### YOUR OBJECTIVE
Copy the excerpt on the improved YOLOv8 model below word for word, from its first sentence through its last.

### EXCERPT PROVIDED
========================

In this paper, an improved YOLOv8 model is proposed, and the structure is shown in S2 Fig. The C2f-FAM module proposed in this paper introduces the EMSConvP multi-scale convolution to realize the efficient extraction of features at different scales. In addition, HS-BiFPN is designed to replace the original neck, which realizes the flexible fusion of feature maps at different scales through cross-level feature fusion operations, so that the feature maps at each scale can more fully utilize the contextual information of other scales, thus generating fine-grained feature representations, and thus enhancing the model’s multi-scale target detection capability. Finally, DySample up-sampling is introduced, which can dynamically optimize the scale of the feature map according to the size of the target and the complexity of the scene. This adaptive adjustment mechanism enables the model to capture details more effectively when facing targets of multiple sizes and different backgrounds, to improve the ability of small target detection and complex background processing.

C2f-FAM module

In the sewer pipeline detection task, since the dataset usually contains a large number of small target objects with low resolution, the traditional convolutional layer, although enlarging the receptive field by downsampling operation, is prone to lead to the loss of the key feature information, which will have an impact on the detection accuracy. Inspired by EMCAD [25], this paper proposes an improved module, C2f-FAM, which enhances the extraction of features at different scales by introducing the EMSConvP multi-scale convolution. In this module, C2f-FAM replaces the Conv at the second position in the conventional Bottleneck structure with EMSConvP.

========================

### DATASET CONTENT
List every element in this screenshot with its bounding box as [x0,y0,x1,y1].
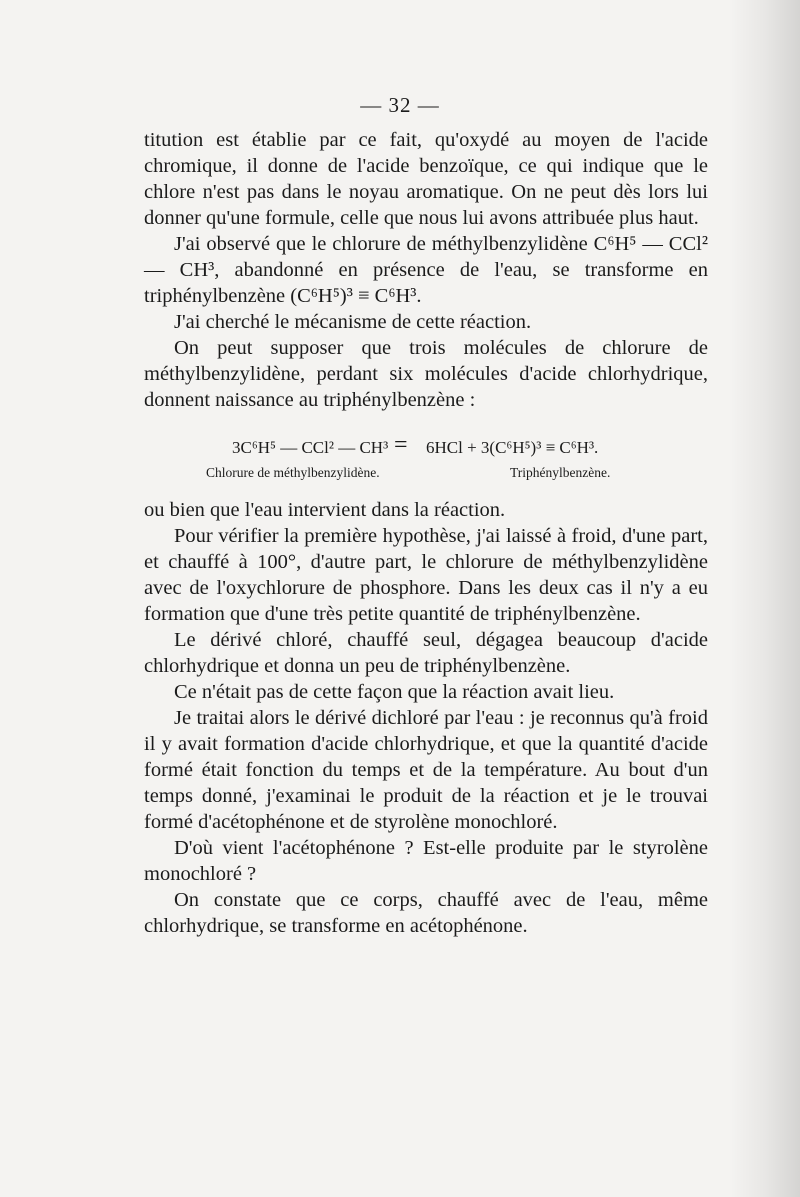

========================

### SOLUTION TO THE PROBLEM
In this paper, an improved YOLOv8 model is proposed, and the structure is shown in S2 Fig. The C2f-FAM module proposed in this paper introduces the EMSConvP multi-scale convolution to realize the efficient extraction of features at different scales. In addition, HS-BiFPN is designed to replace the original neck, which realizes the flexible fusion of feature maps at different scales through cross-level feature fusion operations, so that the feature maps at each scale can more fully utilize the contextual information of other scales, thus generating fine-grained feature representations, and thus enhancing the model’s multi-scale target detection capability. Finally, DySample up-sampling is introduced, which can dynamically optimize the scale of the feature map according to the size of the target and the complexity of the scene. This adaptive adjustment mechanism enables the model to capture details more effectively when facing targets of multiple sizes and different backgrounds, to improve the ability of small target detection and complex background processing.

C2f-FAM module

In the sewer pipeline detection task, since the dataset usually contains a large number of small target objects with low resolution, the traditional convolutional layer, although enlarging the receptive field by downsampling operation, is prone to lead to the loss of the key feature information, which will have an impact on the detection accuracy. Inspired by EMCAD [25], this paper proposes an improved module, C2f-FAM, which enhances the extraction of features at different scales by introducing the EMSConvP multi-scale convolution. In this module, C2f-FAM replaces the Conv at the second position in the conventional Bottleneck structure with EMSConvP.